*Short problem*: Present every line in which the string "list" appears.
#### Data for processing
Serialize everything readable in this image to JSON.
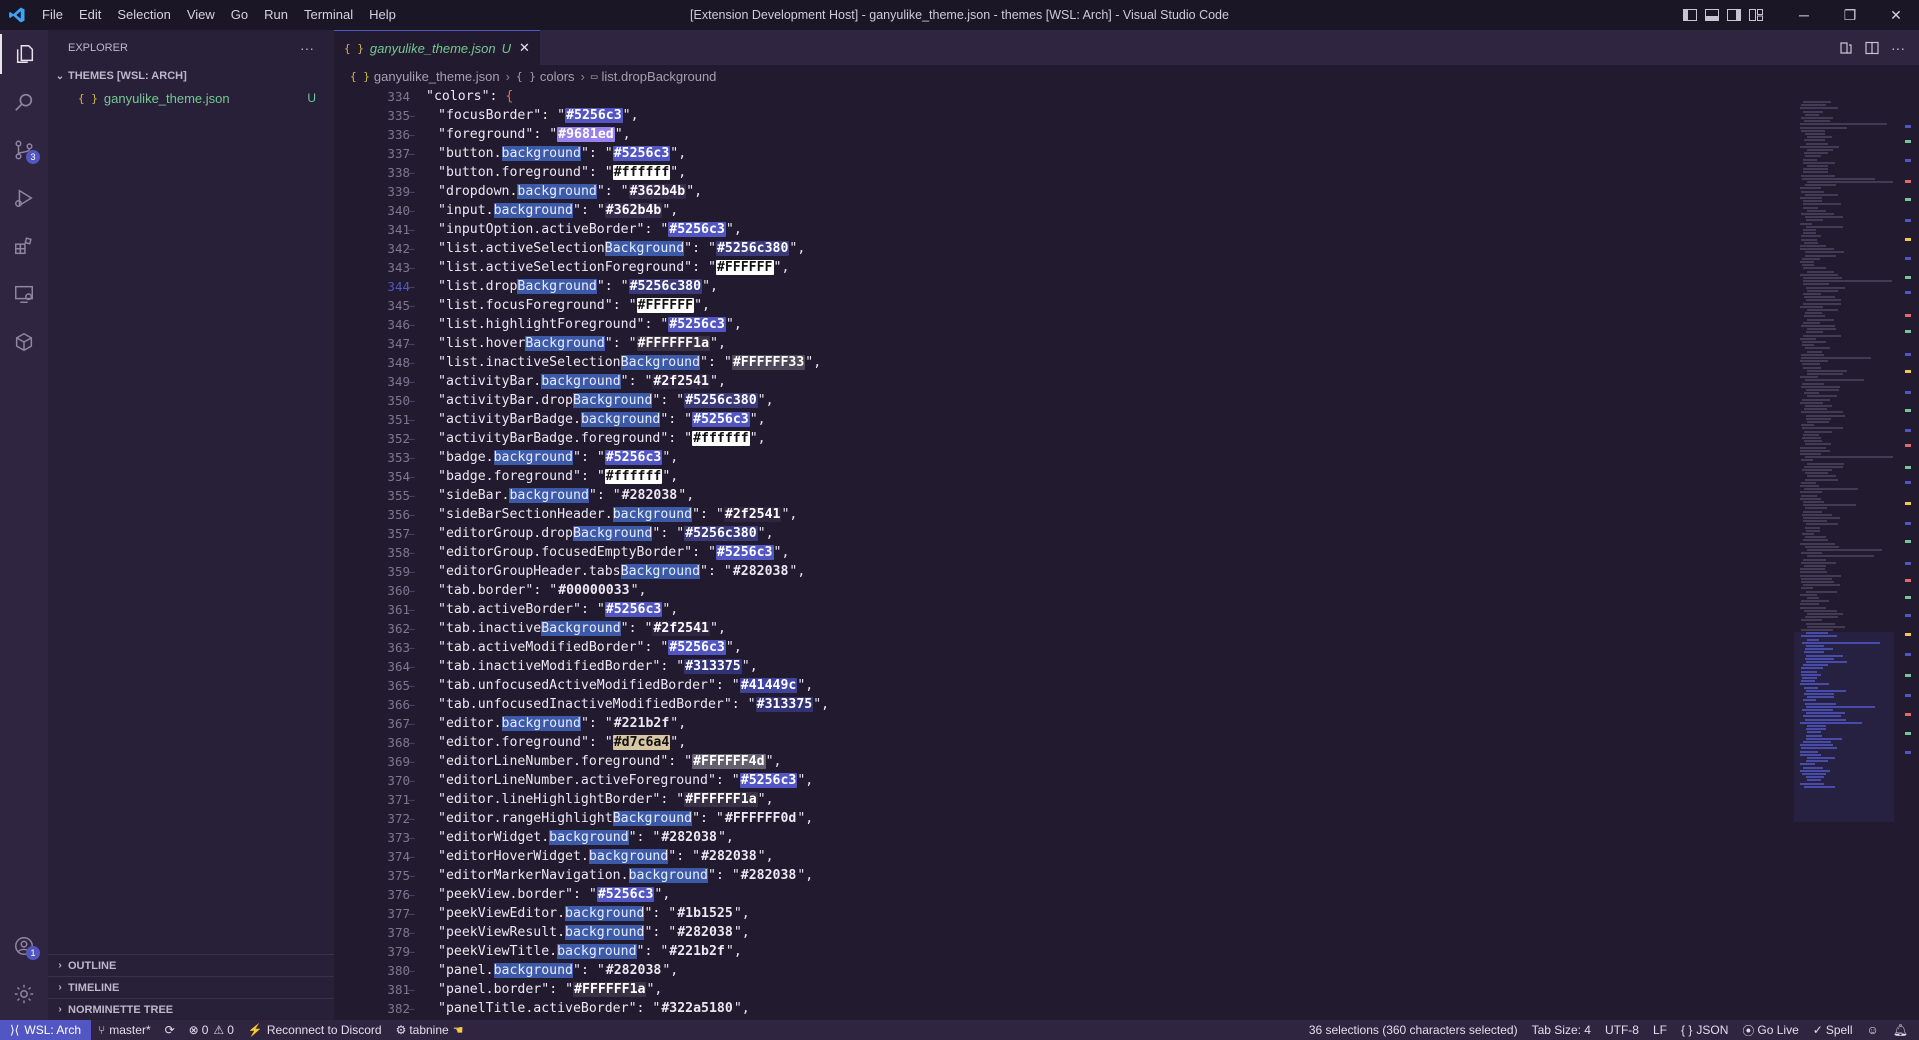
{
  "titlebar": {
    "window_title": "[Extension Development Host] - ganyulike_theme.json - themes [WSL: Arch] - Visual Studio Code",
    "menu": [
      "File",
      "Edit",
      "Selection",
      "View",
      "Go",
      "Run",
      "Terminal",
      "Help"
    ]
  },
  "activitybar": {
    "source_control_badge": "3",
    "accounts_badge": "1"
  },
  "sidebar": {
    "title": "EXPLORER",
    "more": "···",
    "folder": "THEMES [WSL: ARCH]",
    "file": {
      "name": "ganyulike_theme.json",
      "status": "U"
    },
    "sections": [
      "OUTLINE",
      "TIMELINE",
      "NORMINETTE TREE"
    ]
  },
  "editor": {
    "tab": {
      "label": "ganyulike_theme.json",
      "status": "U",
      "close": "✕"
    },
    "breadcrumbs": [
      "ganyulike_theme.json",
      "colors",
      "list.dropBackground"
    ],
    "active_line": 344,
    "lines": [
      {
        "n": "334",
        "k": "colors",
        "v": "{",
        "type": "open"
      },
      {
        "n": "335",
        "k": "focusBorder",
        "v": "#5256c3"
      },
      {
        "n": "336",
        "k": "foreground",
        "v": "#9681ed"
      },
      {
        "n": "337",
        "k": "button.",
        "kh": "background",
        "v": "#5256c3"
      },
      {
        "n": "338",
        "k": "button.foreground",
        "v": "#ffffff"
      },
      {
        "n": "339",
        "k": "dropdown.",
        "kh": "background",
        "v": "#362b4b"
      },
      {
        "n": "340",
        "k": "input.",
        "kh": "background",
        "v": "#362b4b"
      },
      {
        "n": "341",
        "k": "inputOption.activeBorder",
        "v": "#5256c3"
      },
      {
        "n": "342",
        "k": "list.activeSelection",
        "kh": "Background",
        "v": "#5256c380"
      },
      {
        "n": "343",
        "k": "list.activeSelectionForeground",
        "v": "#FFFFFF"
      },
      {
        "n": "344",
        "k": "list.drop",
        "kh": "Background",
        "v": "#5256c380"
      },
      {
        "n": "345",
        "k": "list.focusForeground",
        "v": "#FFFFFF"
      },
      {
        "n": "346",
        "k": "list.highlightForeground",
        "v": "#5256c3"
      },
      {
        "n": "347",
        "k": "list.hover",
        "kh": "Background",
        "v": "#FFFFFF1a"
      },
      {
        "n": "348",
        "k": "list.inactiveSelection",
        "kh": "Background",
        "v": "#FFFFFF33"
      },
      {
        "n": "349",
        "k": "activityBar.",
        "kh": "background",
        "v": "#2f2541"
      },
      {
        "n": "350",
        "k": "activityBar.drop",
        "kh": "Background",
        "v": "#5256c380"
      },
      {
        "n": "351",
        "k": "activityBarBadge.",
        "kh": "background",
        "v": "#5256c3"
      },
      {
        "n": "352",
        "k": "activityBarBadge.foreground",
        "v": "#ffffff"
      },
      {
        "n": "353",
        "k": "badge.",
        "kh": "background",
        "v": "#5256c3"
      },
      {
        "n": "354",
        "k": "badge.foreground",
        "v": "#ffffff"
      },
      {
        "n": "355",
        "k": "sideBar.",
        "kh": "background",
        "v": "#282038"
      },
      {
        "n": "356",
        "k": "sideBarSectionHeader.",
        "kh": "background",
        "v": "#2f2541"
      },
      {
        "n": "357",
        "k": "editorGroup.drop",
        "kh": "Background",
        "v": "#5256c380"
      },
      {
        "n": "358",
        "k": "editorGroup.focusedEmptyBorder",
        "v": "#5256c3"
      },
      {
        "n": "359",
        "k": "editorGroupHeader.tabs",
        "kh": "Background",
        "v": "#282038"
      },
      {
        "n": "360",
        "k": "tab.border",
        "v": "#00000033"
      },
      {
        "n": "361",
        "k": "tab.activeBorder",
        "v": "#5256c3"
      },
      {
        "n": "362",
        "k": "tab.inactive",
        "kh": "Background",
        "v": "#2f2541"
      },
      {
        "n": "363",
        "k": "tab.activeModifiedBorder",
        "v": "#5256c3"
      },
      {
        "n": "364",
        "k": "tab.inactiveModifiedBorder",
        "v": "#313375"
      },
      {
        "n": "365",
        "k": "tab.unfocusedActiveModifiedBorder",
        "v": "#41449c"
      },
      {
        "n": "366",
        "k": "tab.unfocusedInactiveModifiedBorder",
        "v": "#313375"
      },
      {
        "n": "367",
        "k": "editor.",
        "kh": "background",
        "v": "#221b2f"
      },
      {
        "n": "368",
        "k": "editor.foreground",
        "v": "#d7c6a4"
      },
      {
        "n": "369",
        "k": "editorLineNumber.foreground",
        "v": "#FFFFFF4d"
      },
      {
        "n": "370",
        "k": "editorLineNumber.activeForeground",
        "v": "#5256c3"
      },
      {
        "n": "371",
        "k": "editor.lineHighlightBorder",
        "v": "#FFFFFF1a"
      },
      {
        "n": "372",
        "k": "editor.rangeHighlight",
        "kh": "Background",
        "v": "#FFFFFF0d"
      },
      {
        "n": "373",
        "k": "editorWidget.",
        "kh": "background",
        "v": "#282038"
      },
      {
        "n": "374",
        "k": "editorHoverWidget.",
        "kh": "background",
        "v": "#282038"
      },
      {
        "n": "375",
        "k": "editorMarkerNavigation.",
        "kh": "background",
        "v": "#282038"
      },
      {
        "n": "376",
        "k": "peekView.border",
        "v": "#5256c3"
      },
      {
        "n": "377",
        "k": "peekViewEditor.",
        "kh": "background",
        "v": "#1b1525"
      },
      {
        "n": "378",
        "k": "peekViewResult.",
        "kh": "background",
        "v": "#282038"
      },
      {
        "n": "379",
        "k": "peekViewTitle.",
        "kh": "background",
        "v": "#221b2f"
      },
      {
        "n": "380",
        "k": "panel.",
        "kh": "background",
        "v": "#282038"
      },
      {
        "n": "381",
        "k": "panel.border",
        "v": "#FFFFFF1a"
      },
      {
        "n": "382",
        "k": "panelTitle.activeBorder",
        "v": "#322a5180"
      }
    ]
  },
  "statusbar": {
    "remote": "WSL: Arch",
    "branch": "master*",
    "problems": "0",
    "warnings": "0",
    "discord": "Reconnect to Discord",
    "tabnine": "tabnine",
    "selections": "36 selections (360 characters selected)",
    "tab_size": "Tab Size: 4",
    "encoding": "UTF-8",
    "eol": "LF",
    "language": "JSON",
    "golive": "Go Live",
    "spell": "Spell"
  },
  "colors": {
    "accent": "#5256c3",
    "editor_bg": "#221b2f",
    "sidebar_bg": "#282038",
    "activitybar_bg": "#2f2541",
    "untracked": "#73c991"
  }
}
########
*Response for this exercise*:
      "list.dropBackground"
        "k": "list.activeSelection",
        "k": "list.activeSelectionForeground",
        "k": "list.drop",
        "k": "list.focusForeground",
        "k": "list.highlightForeground",
        "k": "list.hover",
        "k": "list.inactiveSelection",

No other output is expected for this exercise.